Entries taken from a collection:
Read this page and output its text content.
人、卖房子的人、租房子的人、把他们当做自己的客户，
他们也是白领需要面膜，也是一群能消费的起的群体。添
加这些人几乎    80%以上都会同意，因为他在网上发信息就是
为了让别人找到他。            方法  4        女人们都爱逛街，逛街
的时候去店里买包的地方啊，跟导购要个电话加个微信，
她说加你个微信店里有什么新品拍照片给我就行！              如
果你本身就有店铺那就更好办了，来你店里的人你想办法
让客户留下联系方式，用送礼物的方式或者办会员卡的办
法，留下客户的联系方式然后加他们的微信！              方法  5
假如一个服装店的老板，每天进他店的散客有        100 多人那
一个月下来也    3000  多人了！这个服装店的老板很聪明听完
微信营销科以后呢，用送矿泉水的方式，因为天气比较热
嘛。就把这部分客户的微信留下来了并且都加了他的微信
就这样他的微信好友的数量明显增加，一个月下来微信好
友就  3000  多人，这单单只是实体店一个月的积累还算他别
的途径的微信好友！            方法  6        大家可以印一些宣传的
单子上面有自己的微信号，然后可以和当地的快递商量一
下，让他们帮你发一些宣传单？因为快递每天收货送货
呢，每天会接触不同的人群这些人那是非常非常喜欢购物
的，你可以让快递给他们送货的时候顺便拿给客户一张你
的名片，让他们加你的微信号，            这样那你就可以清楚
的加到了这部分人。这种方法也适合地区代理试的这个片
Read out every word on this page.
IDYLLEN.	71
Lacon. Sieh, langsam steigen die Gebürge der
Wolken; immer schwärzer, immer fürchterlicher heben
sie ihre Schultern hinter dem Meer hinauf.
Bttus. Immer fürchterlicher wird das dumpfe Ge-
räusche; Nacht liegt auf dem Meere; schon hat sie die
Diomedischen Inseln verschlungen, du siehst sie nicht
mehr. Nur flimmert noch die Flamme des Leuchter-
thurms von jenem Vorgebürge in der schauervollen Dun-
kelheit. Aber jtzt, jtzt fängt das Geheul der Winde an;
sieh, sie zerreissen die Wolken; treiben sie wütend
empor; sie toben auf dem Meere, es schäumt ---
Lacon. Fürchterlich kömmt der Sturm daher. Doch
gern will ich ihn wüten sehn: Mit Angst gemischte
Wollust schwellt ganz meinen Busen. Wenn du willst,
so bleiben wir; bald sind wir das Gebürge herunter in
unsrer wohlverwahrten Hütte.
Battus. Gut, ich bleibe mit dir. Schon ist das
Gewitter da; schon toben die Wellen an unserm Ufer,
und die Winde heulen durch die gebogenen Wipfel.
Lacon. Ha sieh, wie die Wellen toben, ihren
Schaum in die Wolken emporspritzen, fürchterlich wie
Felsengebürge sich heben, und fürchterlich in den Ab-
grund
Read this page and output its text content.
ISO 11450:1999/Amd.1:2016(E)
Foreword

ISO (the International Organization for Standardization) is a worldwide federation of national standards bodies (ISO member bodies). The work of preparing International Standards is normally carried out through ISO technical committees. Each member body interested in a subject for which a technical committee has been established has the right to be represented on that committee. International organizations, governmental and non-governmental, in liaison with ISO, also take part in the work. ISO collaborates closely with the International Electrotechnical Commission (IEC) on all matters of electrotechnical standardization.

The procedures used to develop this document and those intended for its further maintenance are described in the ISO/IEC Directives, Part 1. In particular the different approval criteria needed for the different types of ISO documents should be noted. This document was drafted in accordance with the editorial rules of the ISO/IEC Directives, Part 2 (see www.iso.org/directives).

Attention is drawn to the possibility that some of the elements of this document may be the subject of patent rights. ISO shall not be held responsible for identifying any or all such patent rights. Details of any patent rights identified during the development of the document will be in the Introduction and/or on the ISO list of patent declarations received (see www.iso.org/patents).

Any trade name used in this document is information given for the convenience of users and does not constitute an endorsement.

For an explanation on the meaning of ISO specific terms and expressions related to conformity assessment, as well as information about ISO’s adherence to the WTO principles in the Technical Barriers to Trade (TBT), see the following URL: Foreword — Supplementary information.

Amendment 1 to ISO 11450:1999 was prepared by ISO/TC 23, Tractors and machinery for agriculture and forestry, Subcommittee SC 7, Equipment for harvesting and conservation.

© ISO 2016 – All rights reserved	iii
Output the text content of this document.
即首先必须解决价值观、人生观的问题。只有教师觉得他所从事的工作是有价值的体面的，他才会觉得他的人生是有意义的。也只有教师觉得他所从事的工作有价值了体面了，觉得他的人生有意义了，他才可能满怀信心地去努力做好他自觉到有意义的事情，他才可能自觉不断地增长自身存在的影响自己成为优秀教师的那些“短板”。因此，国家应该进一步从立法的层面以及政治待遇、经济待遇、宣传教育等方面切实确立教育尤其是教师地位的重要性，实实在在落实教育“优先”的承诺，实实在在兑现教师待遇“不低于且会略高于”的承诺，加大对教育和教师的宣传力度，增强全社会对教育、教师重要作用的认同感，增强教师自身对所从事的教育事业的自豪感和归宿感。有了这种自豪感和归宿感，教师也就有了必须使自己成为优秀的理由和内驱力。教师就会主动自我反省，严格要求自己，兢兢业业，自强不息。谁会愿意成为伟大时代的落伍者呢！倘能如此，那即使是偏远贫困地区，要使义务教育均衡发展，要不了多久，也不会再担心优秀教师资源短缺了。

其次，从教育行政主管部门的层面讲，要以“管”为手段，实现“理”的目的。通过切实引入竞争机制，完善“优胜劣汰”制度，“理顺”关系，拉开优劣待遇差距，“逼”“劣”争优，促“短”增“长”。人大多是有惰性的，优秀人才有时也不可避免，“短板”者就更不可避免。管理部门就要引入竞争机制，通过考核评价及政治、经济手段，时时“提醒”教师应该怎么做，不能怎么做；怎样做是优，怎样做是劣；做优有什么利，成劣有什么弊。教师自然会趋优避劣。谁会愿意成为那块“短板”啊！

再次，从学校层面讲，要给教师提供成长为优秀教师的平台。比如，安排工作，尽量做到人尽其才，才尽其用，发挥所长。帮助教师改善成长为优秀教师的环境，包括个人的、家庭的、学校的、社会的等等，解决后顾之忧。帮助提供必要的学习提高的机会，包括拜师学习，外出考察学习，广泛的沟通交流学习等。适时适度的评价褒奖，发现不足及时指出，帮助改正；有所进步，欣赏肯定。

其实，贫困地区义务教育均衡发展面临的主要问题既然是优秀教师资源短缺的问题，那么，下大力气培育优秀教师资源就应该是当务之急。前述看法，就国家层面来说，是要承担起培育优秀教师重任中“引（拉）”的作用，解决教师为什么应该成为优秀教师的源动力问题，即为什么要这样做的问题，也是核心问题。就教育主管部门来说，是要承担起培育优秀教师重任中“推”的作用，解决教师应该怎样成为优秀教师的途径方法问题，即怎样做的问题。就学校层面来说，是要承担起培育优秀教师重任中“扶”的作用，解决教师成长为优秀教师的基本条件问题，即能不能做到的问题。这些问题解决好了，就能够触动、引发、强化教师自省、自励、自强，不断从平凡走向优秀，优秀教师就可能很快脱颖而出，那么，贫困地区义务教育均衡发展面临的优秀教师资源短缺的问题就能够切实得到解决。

__Aim__
Make a copy of each line that contains the string "with".

__Complete response__
ISO (the International Organization for Standardization) is a worldwide federation of national standards bodies (ISO member bodies). The work of preparing International Standards is normally carried out through ISO technical committees. Each member body interested in a subject for which a technical committee has been established has the right to be represented on that committee. International organizations, governmental and non-governmental, in liaison with ISO, also take part in the work. ISO collaborates closely with the International Electrotechnical Commission (IEC) on all matters of electrotechnical standardization.
The procedures used to develop this document and those intended for its further maintenance are described in the ISO/IEC Directives, Part 1. In particular the different approval criteria needed for the different types of ISO documents should be noted. This document was drafted in accordance with the editorial rules of the ISO/IEC Directives, Part 2 (see www.iso.org/directives).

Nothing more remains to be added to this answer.